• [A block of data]
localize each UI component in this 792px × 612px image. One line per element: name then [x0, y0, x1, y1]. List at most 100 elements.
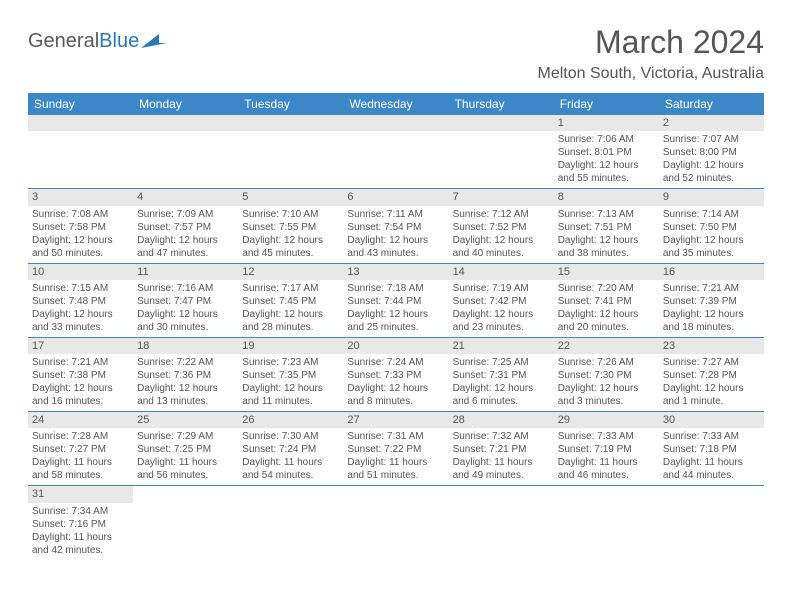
- sunset-line: Sunset: 7:33 PM: [347, 369, 444, 382]
- sunset-line: Sunset: 7:19 PM: [558, 443, 655, 456]
- day-cell: [133, 486, 238, 559]
- daylight-line: Daylight: 12 hours and 33 minutes.: [32, 308, 129, 334]
- sunset-line: Sunset: 7:51 PM: [558, 221, 655, 234]
- day-cell: [554, 486, 659, 559]
- day-cell: 1Sunrise: 7:06 AMSunset: 8:01 PMDaylight…: [554, 115, 659, 188]
- sunrise-line: Sunrise: 7:12 AM: [453, 208, 550, 221]
- sunset-line: Sunset: 7:54 PM: [347, 221, 444, 234]
- sunrise-line: Sunrise: 7:11 AM: [347, 208, 444, 221]
- day-cell: 20 Sunrise: 7:24 AMSunset: 7:33 PMDayligh…: [343, 338, 448, 411]
- sunrise-line: Sunrise: 7:24 AM: [347, 356, 444, 369]
- day-number: 19: [238, 338, 343, 354]
- day-cell: 6Sunrise: 7:11 AMSunset: 7:54 PMDaylight…: [343, 189, 448, 262]
- day-number: 9: [659, 189, 764, 205]
- logo-flag-icon: [141, 32, 167, 50]
- header: GeneralBlue March 2024 Melton South, Vic…: [28, 24, 764, 83]
- sunrise-line: Sunrise: 7:21 AM: [32, 356, 129, 369]
- sunrise-line: Sunrise: 7:10 AM: [242, 208, 339, 221]
- daylight-line: Daylight: 12 hours and 20 minutes.: [558, 308, 655, 334]
- day-header: Tuesday: [238, 93, 343, 115]
- sunset-line: Sunset: 7:36 PM: [137, 369, 234, 382]
- daylight-line: Daylight: 12 hours and 52 minutes.: [663, 159, 760, 185]
- day-cell: [449, 115, 554, 188]
- sunset-line: Sunset: 7:45 PM: [242, 295, 339, 308]
- day-number: 1: [554, 115, 659, 131]
- sunset-line: Sunset: 7:38 PM: [32, 369, 129, 382]
- day-cell: 29Sunrise: 7:33 AMSunset: 7:19 PMDayligh…: [554, 412, 659, 485]
- sunset-line: Sunset: 7:16 PM: [32, 518, 129, 531]
- day-cell: [659, 486, 764, 559]
- daylight-line: Daylight: 11 hours and 49 minutes.: [453, 456, 550, 482]
- daylight-line: Daylight: 12 hours and 50 minutes.: [32, 234, 129, 260]
- sunrise-line: Sunrise: 7:18 AM: [347, 282, 444, 295]
- day-number: 29: [554, 412, 659, 428]
- day-number: 27: [343, 412, 448, 428]
- day-number-empty: [238, 115, 343, 131]
- sunset-line: Sunset: 7:18 PM: [663, 443, 760, 456]
- day-number: 7: [449, 189, 554, 205]
- daylight-line: Daylight: 11 hours and 44 minutes.: [663, 456, 760, 482]
- day-header: Monday: [133, 93, 238, 115]
- sunset-line: Sunset: 7:31 PM: [453, 369, 550, 382]
- daylight-line: Daylight: 12 hours and 45 minutes.: [242, 234, 339, 260]
- sunrise-line: Sunrise: 7:20 AM: [558, 282, 655, 295]
- day-number: 2: [659, 115, 764, 131]
- day-cell: 2Sunrise: 7:07 AMSunset: 8:00 PMDaylight…: [659, 115, 764, 188]
- day-cell: 22Sunrise: 7:26 AMSunset: 7:30 PMDayligh…: [554, 338, 659, 411]
- calendar: SundayMondayTuesdayWednesdayThursdayFrid…: [28, 93, 764, 560]
- sunrise-line: Sunrise: 7:09 AM: [137, 208, 234, 221]
- day-number: 20: [343, 338, 448, 354]
- daylight-line: Daylight: 12 hours and 6 minutes.: [453, 382, 550, 408]
- week-row: 17Sunrise: 7:21 AMSunset: 7:38 PMDayligh…: [28, 338, 764, 412]
- sunrise-line: Sunrise: 7:33 AM: [558, 430, 655, 443]
- sunrise-line: Sunrise: 7:17 AM: [242, 282, 339, 295]
- daylight-line: Daylight: 12 hours and 16 minutes.: [32, 382, 129, 408]
- day-number: 14: [449, 264, 554, 280]
- month-title: March 2024: [538, 24, 765, 61]
- day-cell: 24Sunrise: 7:28 AMSunset: 7:27 PMDayligh…: [28, 412, 133, 485]
- day-number: 18: [133, 338, 238, 354]
- sunset-line: Sunset: 7:24 PM: [242, 443, 339, 456]
- daylight-line: Daylight: 11 hours and 51 minutes.: [347, 456, 444, 482]
- day-cell: 14Sunrise: 7:19 AMSunset: 7:42 PMDayligh…: [449, 264, 554, 337]
- logo-text-general: General: [28, 30, 99, 53]
- logo-text-blue: Blue: [99, 30, 139, 53]
- day-number: 21: [449, 338, 554, 354]
- daylight-line: Daylight: 12 hours and 38 minutes.: [558, 234, 655, 260]
- sunset-line: Sunset: 7:41 PM: [558, 295, 655, 308]
- day-cell: [238, 486, 343, 559]
- day-header: Friday: [554, 93, 659, 115]
- day-cell: 27Sunrise: 7:31 AMSunset: 7:22 PMDayligh…: [343, 412, 448, 485]
- day-cell: 9Sunrise: 7:14 AMSunset: 7:50 PMDaylight…: [659, 189, 764, 262]
- day-cell: [343, 115, 448, 188]
- day-cell: [343, 486, 448, 559]
- day-header: Sunday: [28, 93, 133, 115]
- sunrise-line: Sunrise: 7:31 AM: [347, 430, 444, 443]
- sunset-line: Sunset: 7:47 PM: [137, 295, 234, 308]
- daylight-line: Daylight: 12 hours and 8 minutes.: [347, 382, 444, 408]
- sunrise-line: Sunrise: 7:28 AM: [32, 430, 129, 443]
- sunset-line: Sunset: 7:58 PM: [32, 221, 129, 234]
- day-cell: 13Sunrise: 7:18 AMSunset: 7:44 PMDayligh…: [343, 264, 448, 337]
- sunset-line: Sunset: 7:57 PM: [137, 221, 234, 234]
- day-number: 8: [554, 189, 659, 205]
- day-number: 23: [659, 338, 764, 354]
- sunset-line: Sunset: 7:28 PM: [663, 369, 760, 382]
- day-cell: 31Sunrise: 7:34 AMSunset: 7:16 PMDayligh…: [28, 486, 133, 559]
- sunrise-line: Sunrise: 7:15 AM: [32, 282, 129, 295]
- week-row: 31Sunrise: 7:34 AMSunset: 7:16 PMDayligh…: [28, 486, 764, 559]
- sunrise-line: Sunrise: 7:07 AM: [663, 133, 760, 146]
- sunrise-line: Sunrise: 7:19 AM: [453, 282, 550, 295]
- weeks-container: 1Sunrise: 7:06 AMSunset: 8:01 PMDaylight…: [28, 115, 764, 560]
- week-row: 24Sunrise: 7:28 AMSunset: 7:27 PMDayligh…: [28, 412, 764, 486]
- day-cell: 17Sunrise: 7:21 AMSunset: 7:38 PMDayligh…: [28, 338, 133, 411]
- day-cell: 28Sunrise: 7:32 AMSunset: 7:21 PMDayligh…: [449, 412, 554, 485]
- sunset-line: Sunset: 7:27 PM: [32, 443, 129, 456]
- sunrise-line: Sunrise: 7:33 AM: [663, 430, 760, 443]
- day-cell: 15Sunrise: 7:20 AMSunset: 7:41 PMDayligh…: [554, 264, 659, 337]
- sunrise-line: Sunrise: 7:21 AM: [663, 282, 760, 295]
- day-number: 4: [133, 189, 238, 205]
- daylight-line: Daylight: 12 hours and 3 minutes.: [558, 382, 655, 408]
- logo: GeneralBlue: [28, 30, 167, 53]
- week-row: 10Sunrise: 7:15 AMSunset: 7:48 PMDayligh…: [28, 264, 764, 338]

• [Goal] Copy out the lines of the data above word for word, beginning with the line that contains "- sunset-line: Sunset: 7:33" and ending with the line that contains "- sunrise-line: Sunrise: 7:11", both included.

• [The output]
- sunset-line: Sunset: 7:33 PM: [347, 369, 444, 382]
- sunset-line: Sunset: 7:19 PM: [558, 443, 655, 456]
- day-cell: [133, 486, 238, 559]
- daylight-line: Daylight: 12 hours and 33 minutes.: [32, 308, 129, 334]
- sunset-line: Sunset: 7:51 PM: [558, 221, 655, 234]
- day-cell: [554, 486, 659, 559]
- day-cell: 1Sunrise: 7:06 AMSunset: 8:01 PMDaylight…: [554, 115, 659, 188]
- sunrise-line: Sunrise: 7:12 AM: [453, 208, 550, 221]
- sunset-line: Sunset: 7:54 PM: [347, 221, 444, 234]
- sunrise-line: Sunrise: 7:11 AM: [347, 208, 444, 221]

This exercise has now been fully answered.